** Start **

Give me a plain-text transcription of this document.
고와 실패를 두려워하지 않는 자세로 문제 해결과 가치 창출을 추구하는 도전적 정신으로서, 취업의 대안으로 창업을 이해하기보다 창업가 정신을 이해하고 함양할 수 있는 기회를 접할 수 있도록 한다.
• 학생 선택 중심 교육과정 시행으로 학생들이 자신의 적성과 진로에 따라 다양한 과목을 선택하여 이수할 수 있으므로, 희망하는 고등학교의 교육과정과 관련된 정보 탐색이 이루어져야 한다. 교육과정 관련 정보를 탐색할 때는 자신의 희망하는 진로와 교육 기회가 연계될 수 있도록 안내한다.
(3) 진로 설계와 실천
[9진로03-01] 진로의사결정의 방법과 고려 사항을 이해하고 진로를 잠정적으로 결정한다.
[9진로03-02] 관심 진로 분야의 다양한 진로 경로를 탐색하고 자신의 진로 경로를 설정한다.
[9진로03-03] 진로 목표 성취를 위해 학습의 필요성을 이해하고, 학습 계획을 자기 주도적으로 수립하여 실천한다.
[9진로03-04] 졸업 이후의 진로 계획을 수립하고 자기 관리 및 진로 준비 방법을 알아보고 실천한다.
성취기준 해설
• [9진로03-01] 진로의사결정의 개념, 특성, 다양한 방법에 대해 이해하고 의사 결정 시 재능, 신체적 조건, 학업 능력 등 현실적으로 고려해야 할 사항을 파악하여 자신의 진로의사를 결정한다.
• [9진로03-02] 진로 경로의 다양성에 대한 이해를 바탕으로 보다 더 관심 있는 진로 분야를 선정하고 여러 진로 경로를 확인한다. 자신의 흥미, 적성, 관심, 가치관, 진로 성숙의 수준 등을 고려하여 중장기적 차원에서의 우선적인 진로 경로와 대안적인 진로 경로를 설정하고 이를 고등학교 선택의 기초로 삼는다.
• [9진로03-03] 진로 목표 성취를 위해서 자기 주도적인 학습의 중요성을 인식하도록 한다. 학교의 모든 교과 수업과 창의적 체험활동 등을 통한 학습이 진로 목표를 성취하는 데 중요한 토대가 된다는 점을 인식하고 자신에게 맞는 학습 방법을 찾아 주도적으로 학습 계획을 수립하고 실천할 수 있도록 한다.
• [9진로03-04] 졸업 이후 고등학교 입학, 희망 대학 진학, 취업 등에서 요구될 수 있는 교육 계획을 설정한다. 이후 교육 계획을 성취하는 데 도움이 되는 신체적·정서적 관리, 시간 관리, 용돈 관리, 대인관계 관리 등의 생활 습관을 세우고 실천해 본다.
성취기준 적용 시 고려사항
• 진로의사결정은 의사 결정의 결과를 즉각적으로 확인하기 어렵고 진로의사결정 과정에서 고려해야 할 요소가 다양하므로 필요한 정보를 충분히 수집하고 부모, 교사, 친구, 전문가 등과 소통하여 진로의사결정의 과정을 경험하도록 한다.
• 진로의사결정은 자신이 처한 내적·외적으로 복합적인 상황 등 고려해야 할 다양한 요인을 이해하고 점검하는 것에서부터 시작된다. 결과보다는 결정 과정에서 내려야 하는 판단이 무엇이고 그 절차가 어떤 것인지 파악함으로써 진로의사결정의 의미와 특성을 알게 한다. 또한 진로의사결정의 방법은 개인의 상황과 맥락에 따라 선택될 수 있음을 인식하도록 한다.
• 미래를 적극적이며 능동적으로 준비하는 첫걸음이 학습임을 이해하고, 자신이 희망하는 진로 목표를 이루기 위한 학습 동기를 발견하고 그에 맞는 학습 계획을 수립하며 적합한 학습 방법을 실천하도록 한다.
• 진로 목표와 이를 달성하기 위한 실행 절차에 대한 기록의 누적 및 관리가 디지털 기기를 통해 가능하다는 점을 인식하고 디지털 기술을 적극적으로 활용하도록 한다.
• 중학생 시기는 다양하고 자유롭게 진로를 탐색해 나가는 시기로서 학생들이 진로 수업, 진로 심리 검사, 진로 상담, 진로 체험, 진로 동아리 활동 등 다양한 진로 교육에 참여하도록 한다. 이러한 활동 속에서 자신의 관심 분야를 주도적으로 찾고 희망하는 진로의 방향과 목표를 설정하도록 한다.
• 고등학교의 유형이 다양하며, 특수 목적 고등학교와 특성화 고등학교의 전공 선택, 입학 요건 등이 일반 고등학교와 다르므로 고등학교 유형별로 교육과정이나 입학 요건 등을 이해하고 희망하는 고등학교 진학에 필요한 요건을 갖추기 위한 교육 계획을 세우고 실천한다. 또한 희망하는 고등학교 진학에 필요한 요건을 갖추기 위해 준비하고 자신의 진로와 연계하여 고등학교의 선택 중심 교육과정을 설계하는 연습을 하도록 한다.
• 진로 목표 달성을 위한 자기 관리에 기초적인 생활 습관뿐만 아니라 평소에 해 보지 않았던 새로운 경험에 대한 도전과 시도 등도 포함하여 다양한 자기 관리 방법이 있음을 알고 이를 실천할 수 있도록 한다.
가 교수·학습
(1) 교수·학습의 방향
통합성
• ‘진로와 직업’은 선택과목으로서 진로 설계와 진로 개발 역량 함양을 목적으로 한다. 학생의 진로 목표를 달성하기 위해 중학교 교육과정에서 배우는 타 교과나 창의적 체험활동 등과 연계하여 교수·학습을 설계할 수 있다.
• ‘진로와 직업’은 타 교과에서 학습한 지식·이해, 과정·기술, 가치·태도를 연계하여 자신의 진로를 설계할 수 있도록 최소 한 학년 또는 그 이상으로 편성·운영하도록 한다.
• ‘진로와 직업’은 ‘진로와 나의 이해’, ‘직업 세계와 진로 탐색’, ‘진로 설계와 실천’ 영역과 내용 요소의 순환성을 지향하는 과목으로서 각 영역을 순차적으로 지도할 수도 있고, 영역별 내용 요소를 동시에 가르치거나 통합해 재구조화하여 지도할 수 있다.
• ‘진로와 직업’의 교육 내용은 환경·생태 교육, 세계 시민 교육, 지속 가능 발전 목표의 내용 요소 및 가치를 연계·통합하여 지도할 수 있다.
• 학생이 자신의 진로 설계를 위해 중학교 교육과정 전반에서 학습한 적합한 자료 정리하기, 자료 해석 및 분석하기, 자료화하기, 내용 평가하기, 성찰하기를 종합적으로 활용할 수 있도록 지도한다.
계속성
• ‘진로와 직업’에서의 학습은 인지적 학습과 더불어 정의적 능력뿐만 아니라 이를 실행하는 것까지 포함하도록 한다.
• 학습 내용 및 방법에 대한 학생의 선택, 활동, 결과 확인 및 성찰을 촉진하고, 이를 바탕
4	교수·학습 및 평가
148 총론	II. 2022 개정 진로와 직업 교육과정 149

** End **

GIVEN PROBLEM
In the listing, find each line with the string "진로의사결정은" and copy it.

SOLUTION FOR THIS PROBLEM
• 진로의사결정은 의사 결정의 결과를 즉각적으로 확인하기 어렵고 진로의사결정 과정에서 고려해야 할 요소가 다양하므로 필요한 정보를 충분히 수집하고 부모, 교사, 친구, 전문가 등과 소통하여 진로의사결정의 과정을 경험하도록 한다.
• 진로의사결정은 자신이 처한 내적·외적으로 복합적인 상황 등 고려해야 할 다양한 요인을 이해하고 점검하는 것에서부터 시작된다. 결과보다는 결정 과정에서 내려야 하는 판단이 무엇이고 그 절차가 어떤 것인지 파악함으로써 진로의사결정의 의미와 특성을 알게 한다. 또한 진로의사결정의 방법은 개인의 상황과 맥락에 따라 선택될 수 있음을 인식하도록 한다.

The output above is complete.